Entries from a dataset
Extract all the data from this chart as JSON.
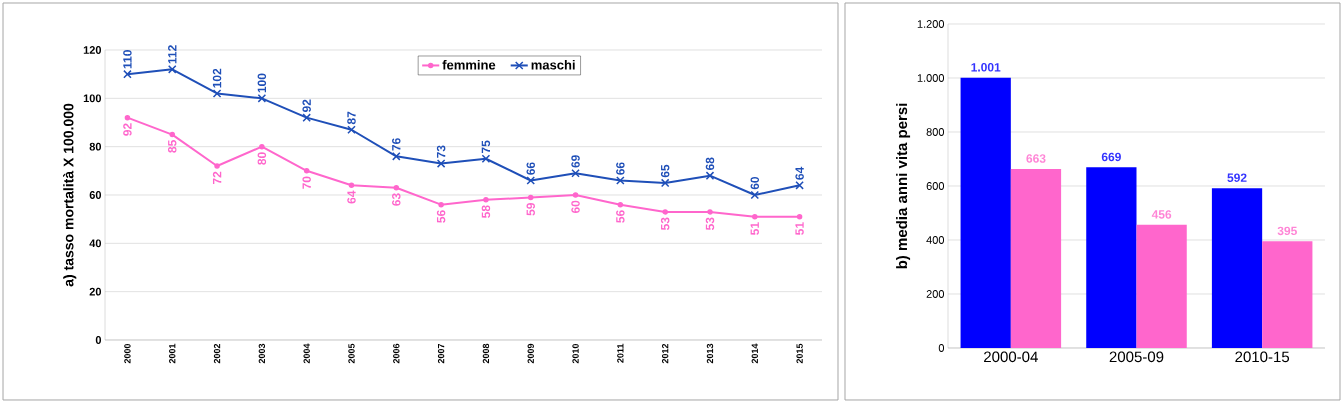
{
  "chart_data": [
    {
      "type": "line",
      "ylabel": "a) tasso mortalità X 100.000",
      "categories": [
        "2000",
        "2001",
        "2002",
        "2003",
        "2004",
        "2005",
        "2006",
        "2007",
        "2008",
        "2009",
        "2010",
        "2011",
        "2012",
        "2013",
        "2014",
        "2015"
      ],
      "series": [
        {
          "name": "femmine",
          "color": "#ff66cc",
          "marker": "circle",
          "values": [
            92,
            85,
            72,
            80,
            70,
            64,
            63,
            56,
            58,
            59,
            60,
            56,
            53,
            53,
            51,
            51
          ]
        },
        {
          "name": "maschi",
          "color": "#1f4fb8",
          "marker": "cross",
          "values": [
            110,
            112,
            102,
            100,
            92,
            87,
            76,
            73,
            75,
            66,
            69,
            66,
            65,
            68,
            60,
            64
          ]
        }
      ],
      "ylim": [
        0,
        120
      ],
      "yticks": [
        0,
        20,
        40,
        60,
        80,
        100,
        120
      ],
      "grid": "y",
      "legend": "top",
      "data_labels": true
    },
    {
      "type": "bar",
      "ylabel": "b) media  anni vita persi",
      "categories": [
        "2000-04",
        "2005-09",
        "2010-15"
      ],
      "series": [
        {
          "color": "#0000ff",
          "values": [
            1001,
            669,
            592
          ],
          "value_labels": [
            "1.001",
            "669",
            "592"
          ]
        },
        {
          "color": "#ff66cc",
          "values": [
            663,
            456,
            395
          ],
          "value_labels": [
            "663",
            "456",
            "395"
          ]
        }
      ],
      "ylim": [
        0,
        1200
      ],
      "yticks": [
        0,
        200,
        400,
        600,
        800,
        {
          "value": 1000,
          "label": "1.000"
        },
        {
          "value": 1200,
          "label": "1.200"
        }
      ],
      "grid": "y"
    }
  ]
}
---
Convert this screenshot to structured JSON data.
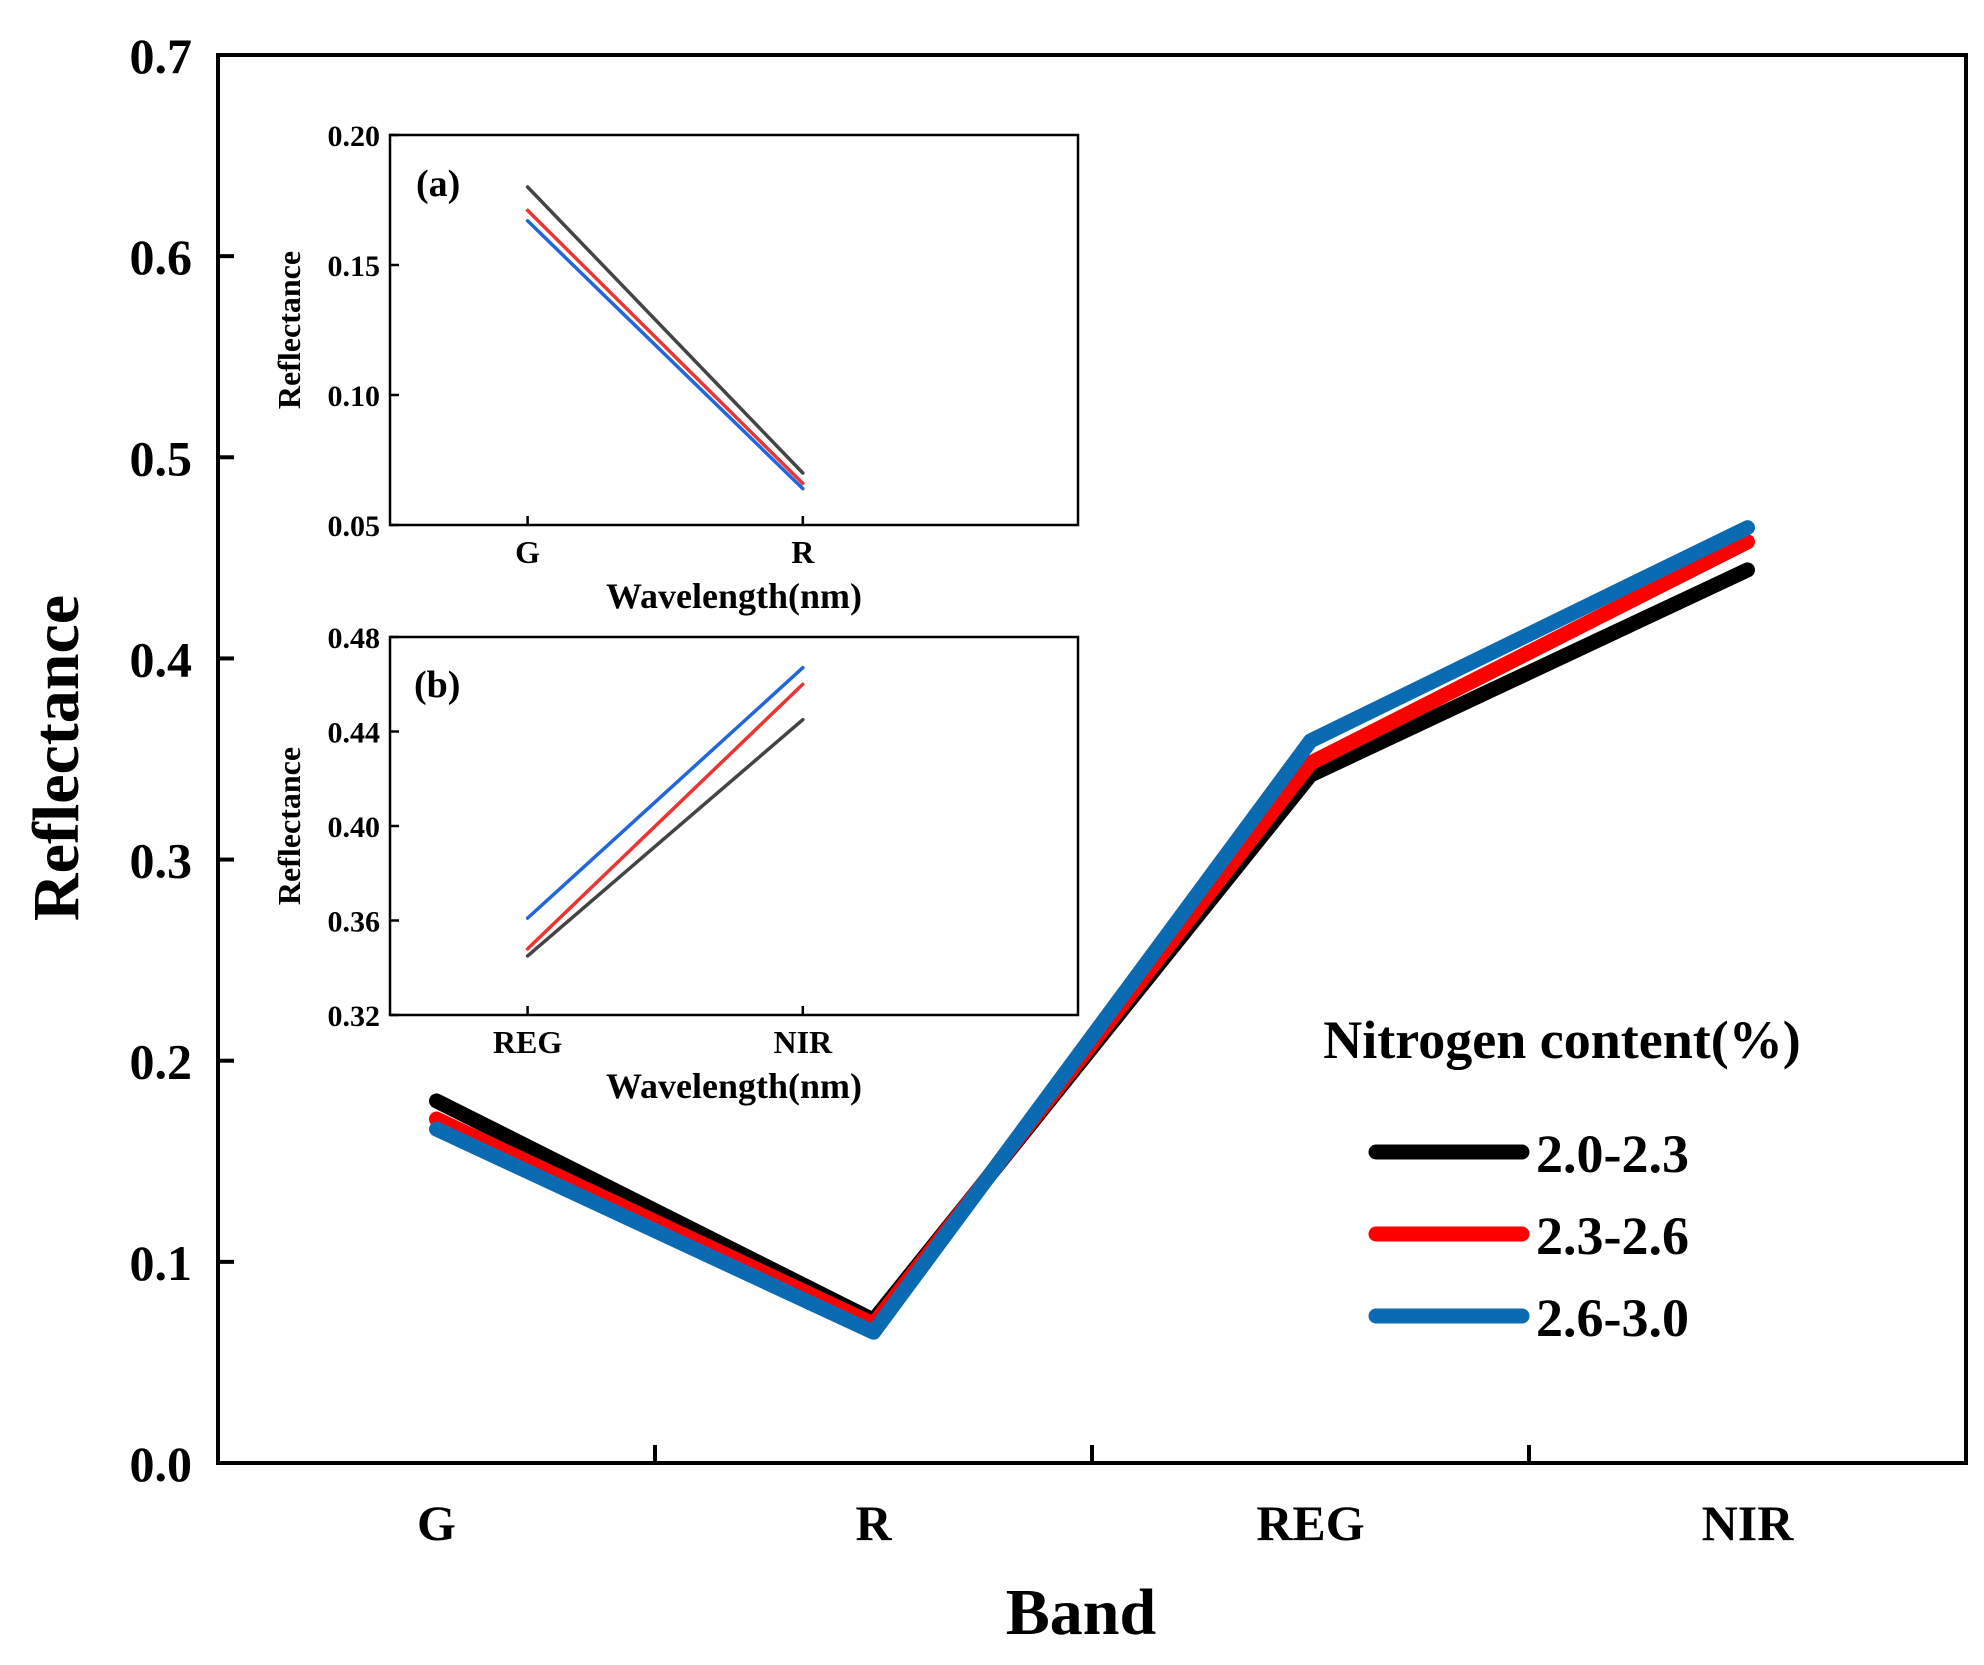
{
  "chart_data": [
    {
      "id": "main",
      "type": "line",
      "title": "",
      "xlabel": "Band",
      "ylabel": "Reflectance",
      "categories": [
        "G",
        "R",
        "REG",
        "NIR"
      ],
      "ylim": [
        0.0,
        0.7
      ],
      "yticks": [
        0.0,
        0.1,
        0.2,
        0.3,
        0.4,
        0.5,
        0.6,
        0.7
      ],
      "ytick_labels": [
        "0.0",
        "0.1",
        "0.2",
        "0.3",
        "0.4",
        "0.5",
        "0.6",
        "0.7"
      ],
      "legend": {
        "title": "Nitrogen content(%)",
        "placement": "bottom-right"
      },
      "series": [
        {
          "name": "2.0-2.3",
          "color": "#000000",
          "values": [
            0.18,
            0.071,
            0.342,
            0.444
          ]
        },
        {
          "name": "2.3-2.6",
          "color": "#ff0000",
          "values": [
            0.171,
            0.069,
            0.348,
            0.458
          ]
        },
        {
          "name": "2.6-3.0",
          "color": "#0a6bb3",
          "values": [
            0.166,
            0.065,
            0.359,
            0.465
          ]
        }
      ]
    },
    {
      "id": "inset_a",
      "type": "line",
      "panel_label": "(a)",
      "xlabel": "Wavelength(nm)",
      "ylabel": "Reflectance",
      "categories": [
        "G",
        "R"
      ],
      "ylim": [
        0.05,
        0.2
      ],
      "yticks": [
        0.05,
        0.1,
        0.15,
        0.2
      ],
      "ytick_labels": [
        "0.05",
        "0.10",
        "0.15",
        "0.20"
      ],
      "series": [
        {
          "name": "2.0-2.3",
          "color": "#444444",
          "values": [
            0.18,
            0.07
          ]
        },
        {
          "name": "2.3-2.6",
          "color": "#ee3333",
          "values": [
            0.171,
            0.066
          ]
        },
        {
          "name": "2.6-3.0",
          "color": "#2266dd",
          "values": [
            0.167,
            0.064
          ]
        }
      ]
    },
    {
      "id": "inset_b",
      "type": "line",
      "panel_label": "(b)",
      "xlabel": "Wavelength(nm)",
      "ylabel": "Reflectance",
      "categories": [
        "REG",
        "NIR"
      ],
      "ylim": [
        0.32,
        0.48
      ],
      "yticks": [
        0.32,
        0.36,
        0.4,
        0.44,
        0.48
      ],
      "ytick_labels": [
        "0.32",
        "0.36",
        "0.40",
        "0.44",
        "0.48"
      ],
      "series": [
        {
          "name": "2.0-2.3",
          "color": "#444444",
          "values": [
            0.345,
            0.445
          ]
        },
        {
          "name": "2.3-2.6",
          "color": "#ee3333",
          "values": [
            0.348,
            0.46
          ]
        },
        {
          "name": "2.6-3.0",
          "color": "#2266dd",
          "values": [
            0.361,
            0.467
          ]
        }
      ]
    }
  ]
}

PROBLEM DESCRIPTION: Return all lines containing the word "this".

RESPONSE:
Extract all the data from this chart as JSON.
Convert this screenshot to structured JSON data.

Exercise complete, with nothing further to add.